# Material supplied:
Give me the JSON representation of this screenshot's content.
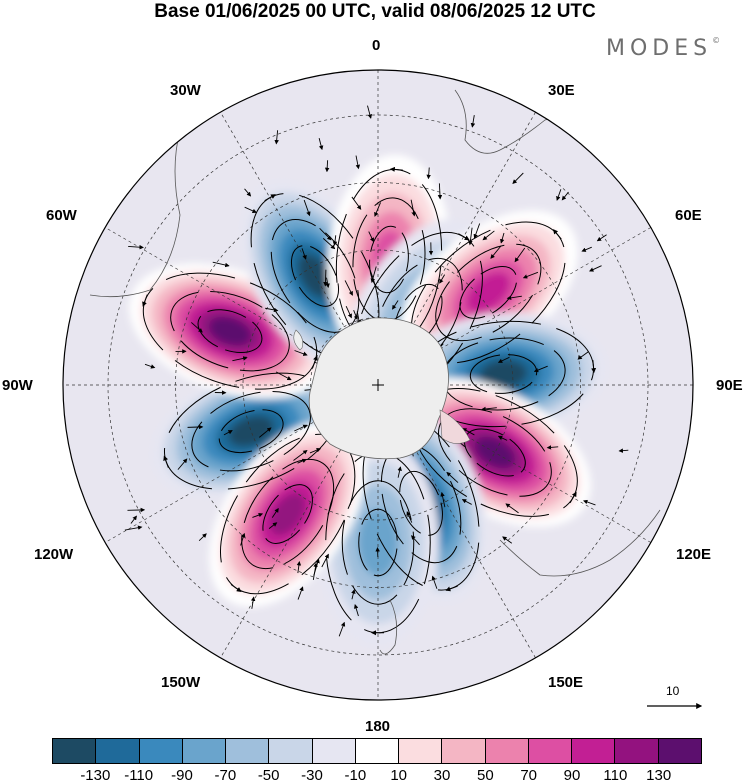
{
  "title": "Base 01/06/2025 00 UTC, valid 08/06/2025 12 UTC",
  "brand": "MODES",
  "brand_mark": "©",
  "longitude_labels": {
    "lon_0": "0",
    "lon_30e": "30E",
    "lon_60e": "60E",
    "lon_90e": "90E",
    "lon_120e": "120E",
    "lon_150e": "150E",
    "lon_180": "180",
    "lon_150w": "150W",
    "lon_120w": "120W",
    "lon_90w": "90W",
    "lon_60w": "60W",
    "lon_30w": "30W"
  },
  "reference_vector": {
    "label": "10"
  },
  "colorbar": {
    "colors": [
      "#1d4a63",
      "#1f6a9a",
      "#3a89bd",
      "#6aa4cc",
      "#9fbfdc",
      "#c9d6e8",
      "#e6e6f2",
      "#ffffff",
      "#fbdde0",
      "#f4b6c4",
      "#ec82ad",
      "#dd4fa3",
      "#c21f94",
      "#93127f",
      "#5c0f6e"
    ],
    "ticks": [
      "-130",
      "-110",
      "-90",
      "-70",
      "-50",
      "-30",
      "-10",
      "10",
      "30",
      "50",
      "70",
      "90",
      "110",
      "130"
    ]
  },
  "anomaly_centers": [
    {
      "lon": -110,
      "lat": 60,
      "value": -120
    },
    {
      "lon": -70,
      "lat": 55,
      "value": 125
    },
    {
      "lon": -30,
      "lat": 62,
      "value": -115
    },
    {
      "lon": 5,
      "lat": 62,
      "value": 80
    },
    {
      "lon": 30,
      "lat": 72,
      "value": -55
    },
    {
      "lon": 50,
      "lat": 58,
      "value": 100
    },
    {
      "lon": 85,
      "lat": 62,
      "value": -115
    },
    {
      "lon": 120,
      "lat": 60,
      "value": 125
    },
    {
      "lon": 160,
      "lat": 62,
      "value": -105
    },
    {
      "lon": 180,
      "lat": 55,
      "value": -55
    },
    {
      "lon": -145,
      "lat": 55,
      "value": 110
    }
  ]
}
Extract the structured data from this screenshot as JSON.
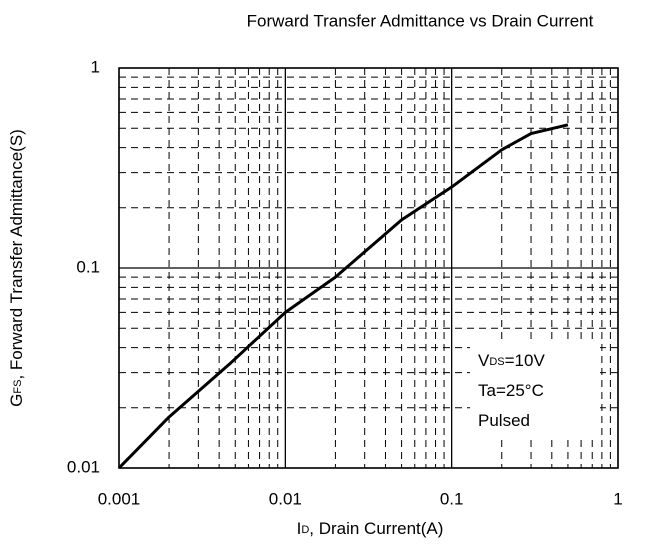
{
  "chart_data": {
    "type": "line",
    "title": "Forward Transfer Admittance vs Drain Current",
    "xlabel": {
      "main": "I",
      "sub": "D",
      "rest": ", Drain Current(A)"
    },
    "ylabel": {
      "main": "G",
      "sub": "FS",
      "rest": ", Forward Transfer Admittance(S)"
    },
    "x": [
      0.001,
      0.002,
      0.0046,
      0.01,
      0.02,
      0.05,
      0.1,
      0.2,
      0.3,
      0.5
    ],
    "series": [
      {
        "name": "GFS",
        "color": "#000000",
        "values": [
          0.01,
          0.018,
          0.033,
          0.06,
          0.09,
          0.174,
          0.254,
          0.39,
          0.47,
          0.52
        ]
      }
    ],
    "xscale": "log",
    "yscale": "log",
    "xlim": [
      0.001,
      1
    ],
    "ylim": [
      0.01,
      1
    ],
    "xticks": [
      0.001,
      0.01,
      0.1,
      1
    ],
    "yticks": [
      0.01,
      0.1,
      1
    ],
    "xminorticks": [
      0.002,
      0.003,
      0.004,
      0.005,
      0.006,
      0.007,
      0.008,
      0.009,
      0.02,
      0.03,
      0.04,
      0.05,
      0.06,
      0.07,
      0.08,
      0.09,
      0.2,
      0.3,
      0.4,
      0.5,
      0.6,
      0.7,
      0.8,
      0.9
    ],
    "yminorticks": [
      0.02,
      0.03,
      0.04,
      0.05,
      0.06,
      0.07,
      0.08,
      0.09,
      0.2,
      0.3,
      0.4,
      0.5,
      0.6,
      0.7,
      0.8,
      0.9
    ],
    "grid": true,
    "annotations": [
      {
        "main": "V",
        "sub": "DS",
        "rest": "=10V"
      },
      {
        "main": "Ta=25°C"
      },
      {
        "main": "Pulsed"
      }
    ]
  }
}
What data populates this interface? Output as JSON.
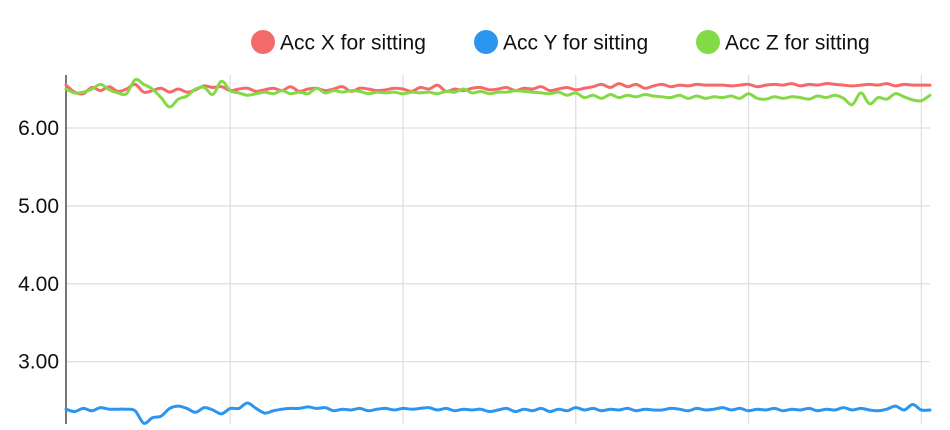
{
  "chart_data": {
    "type": "line",
    "title": "",
    "xlabel": "",
    "ylabel": "",
    "ylim": [
      2.2,
      6.68
    ],
    "y_ticks": [
      "3.00",
      "4.00",
      "5.00",
      "6.00"
    ],
    "y_tick_values": [
      3,
      4,
      5,
      6
    ],
    "x_range": [
      0,
      100
    ],
    "x_grid_values": [
      0,
      19,
      39,
      59,
      79,
      99
    ],
    "grid": true,
    "legend_position": "top-right",
    "series": [
      {
        "name": "Acc X for sitting",
        "color": "#f46a6a",
        "values": [
          6.55,
          6.46,
          6.44,
          6.52,
          6.48,
          6.53,
          6.47,
          6.5,
          6.56,
          6.46,
          6.48,
          6.51,
          6.46,
          6.5,
          6.46,
          6.49,
          6.54,
          6.52,
          6.53,
          6.48,
          6.5,
          6.51,
          6.47,
          6.49,
          6.51,
          6.48,
          6.53,
          6.47,
          6.5,
          6.51,
          6.48,
          6.5,
          6.53,
          6.47,
          6.51,
          6.5,
          6.48,
          6.49,
          6.51,
          6.5,
          6.47,
          6.52,
          6.5,
          6.55,
          6.47,
          6.5,
          6.48,
          6.51,
          6.52,
          6.49,
          6.5,
          6.52,
          6.48,
          6.51,
          6.5,
          6.53,
          6.48,
          6.5,
          6.52,
          6.49,
          6.51,
          6.53,
          6.56,
          6.52,
          6.57,
          6.53,
          6.56,
          6.51,
          6.54,
          6.56,
          6.53,
          6.55,
          6.54,
          6.56,
          6.55,
          6.55,
          6.55,
          6.54,
          6.55,
          6.56,
          6.53,
          6.55,
          6.56,
          6.55,
          6.57,
          6.54,
          6.56,
          6.55,
          6.57,
          6.56,
          6.55,
          6.54,
          6.55,
          6.56,
          6.55,
          6.57,
          6.54,
          6.56,
          6.55,
          6.55,
          6.55
        ]
      },
      {
        "name": "Acc Y for sitting",
        "color": "#2b95f0",
        "values": [
          2.39,
          2.36,
          2.4,
          2.37,
          2.41,
          2.39,
          2.39,
          2.39,
          2.37,
          2.21,
          2.28,
          2.3,
          2.4,
          2.43,
          2.4,
          2.35,
          2.41,
          2.38,
          2.33,
          2.4,
          2.4,
          2.47,
          2.4,
          2.34,
          2.37,
          2.39,
          2.4,
          2.4,
          2.42,
          2.4,
          2.41,
          2.37,
          2.39,
          2.38,
          2.4,
          2.37,
          2.39,
          2.4,
          2.38,
          2.4,
          2.39,
          2.4,
          2.41,
          2.38,
          2.4,
          2.37,
          2.39,
          2.38,
          2.39,
          2.36,
          2.38,
          2.4,
          2.36,
          2.39,
          2.37,
          2.4,
          2.36,
          2.39,
          2.37,
          2.41,
          2.38,
          2.4,
          2.37,
          2.39,
          2.38,
          2.4,
          2.37,
          2.39,
          2.38,
          2.38,
          2.4,
          2.39,
          2.37,
          2.4,
          2.38,
          2.39,
          2.41,
          2.38,
          2.4,
          2.37,
          2.39,
          2.38,
          2.4,
          2.37,
          2.39,
          2.38,
          2.4,
          2.37,
          2.39,
          2.38,
          2.41,
          2.38,
          2.4,
          2.38,
          2.37,
          2.39,
          2.43,
          2.38,
          2.45,
          2.38,
          2.38
        ]
      },
      {
        "name": "Acc Z for sitting",
        "color": "#83d946",
        "values": [
          6.5,
          6.45,
          6.46,
          6.5,
          6.56,
          6.49,
          6.45,
          6.44,
          6.62,
          6.56,
          6.5,
          6.39,
          6.27,
          6.37,
          6.41,
          6.5,
          6.52,
          6.43,
          6.6,
          6.48,
          6.45,
          6.42,
          6.44,
          6.46,
          6.44,
          6.48,
          6.44,
          6.46,
          6.44,
          6.51,
          6.45,
          6.48,
          6.46,
          6.48,
          6.47,
          6.44,
          6.46,
          6.45,
          6.46,
          6.44,
          6.46,
          6.45,
          6.46,
          6.44,
          6.47,
          6.46,
          6.5,
          6.45,
          6.47,
          6.44,
          6.46,
          6.46,
          6.48,
          6.47,
          6.46,
          6.45,
          6.44,
          6.46,
          6.42,
          6.45,
          6.39,
          6.42,
          6.38,
          6.43,
          6.39,
          6.42,
          6.4,
          6.43,
          6.41,
          6.4,
          6.39,
          6.42,
          6.38,
          6.41,
          6.38,
          6.4,
          6.39,
          6.41,
          6.38,
          6.44,
          6.38,
          6.37,
          6.4,
          6.38,
          6.4,
          6.39,
          6.37,
          6.41,
          6.39,
          6.42,
          6.38,
          6.3,
          6.45,
          6.31,
          6.39,
          6.37,
          6.44,
          6.4,
          6.36,
          6.35,
          6.42
        ]
      }
    ]
  }
}
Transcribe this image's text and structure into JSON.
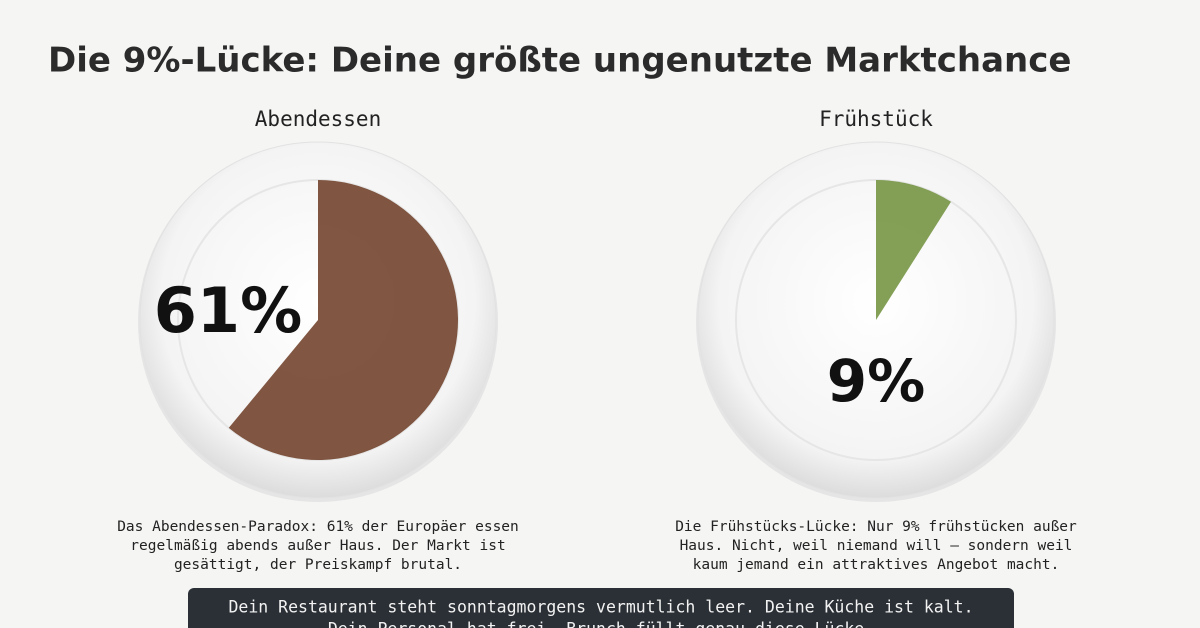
{
  "title": "Die 9%-Lücke: Deine größte ungenutzte Marktchance",
  "panels": [
    {
      "label": "Abendessen",
      "value": 61,
      "value_label": "61%",
      "color": "#6b3a22",
      "text": [
        "Das Abendessen-Paradox: 61% der Europäer essen",
        "regelmäßig abends außer Haus. Der Markt ist",
        "gesättigt, der Preiskampf brutal."
      ]
    },
    {
      "label": "Frühstück",
      "value": 9,
      "value_label": "9%",
      "color": "#6f8f3a",
      "text": [
        "Die Frühstücks-Lücke: Nur 9% frühstücken außer",
        "Haus. Nicht, weil niemand will – sondern weil",
        "kaum jemand ein attraktives Angebot macht."
      ]
    }
  ],
  "banner": [
    "Dein Restaurant steht sonntagmorgens vermutlich leer. Deine Küche ist kalt.",
    "Dein Personal hat frei. Brunch füllt genau diese Lücke."
  ]
}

# Work instructions:
Output only the lines from the line that contains "Transcribe this image's" through the end of the material, both ends included, and skip every picture.

# Written response:
Transcribe this image's text and structure into JSON.
{
  "title": "Die 9%-Lücke: Deine größte ungenutzte Marktchance",
  "panels": [
    {
      "label": "Abendessen",
      "value": 61,
      "value_label": "61%",
      "color": "#6b3a22",
      "text": [
        "Das Abendessen-Paradox: 61% der Europäer essen",
        "regelmäßig abends außer Haus. Der Markt ist",
        "gesättigt, der Preiskampf brutal."
      ]
    },
    {
      "label": "Frühstück",
      "value": 9,
      "value_label": "9%",
      "color": "#6f8f3a",
      "text": [
        "Die Frühstücks-Lücke: Nur 9% frühstücken außer",
        "Haus. Nicht, weil niemand will – sondern weil",
        "kaum jemand ein attraktives Angebot macht."
      ]
    }
  ],
  "banner": [
    "Dein Restaurant steht sonntagmorgens vermutlich leer. Deine Küche ist kalt.",
    "Dein Personal hat frei. Brunch füllt genau diese Lücke."
  ]
}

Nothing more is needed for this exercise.